-- Begin Material shown --

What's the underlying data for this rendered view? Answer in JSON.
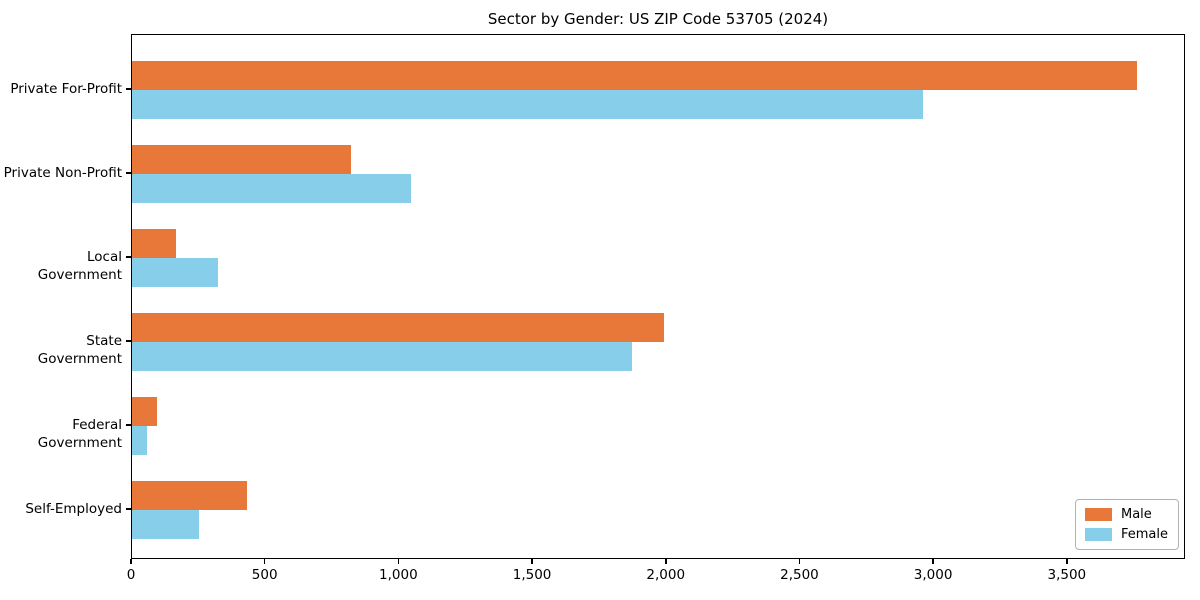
{
  "chart_data": {
    "type": "bar",
    "orientation": "horizontal",
    "title": "Sector by Gender: US ZIP Code 53705 (2024)",
    "categories": [
      "Private For-Profit",
      "Private Non-Profit",
      "Local Government",
      "State Government",
      "Federal Government",
      "Self-Employed"
    ],
    "series": [
      {
        "name": "Male",
        "color": "#E87839",
        "values": [
          3760,
          820,
          165,
          1990,
          95,
          430
        ]
      },
      {
        "name": "Female",
        "color": "#87CEEB",
        "values": [
          2960,
          1045,
          320,
          1870,
          55,
          250
        ]
      }
    ],
    "xlim": [
      0,
      3942
    ],
    "x_ticks": [
      0,
      500,
      1000,
      1500,
      2000,
      2500,
      3000,
      3500
    ],
    "x_tick_labels": [
      "0",
      "500",
      "1,000",
      "1,500",
      "2,000",
      "2,500",
      "3,000",
      "3,500"
    ],
    "xlabel": "",
    "ylabel": "",
    "grid": false,
    "legend_position": "lower right"
  }
}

-- End Material shown --

Pick out every line of the listing containing the word "Profit", and show those lines.

• Task solution:
      "Private For-Profit",
      "Private Non-Profit",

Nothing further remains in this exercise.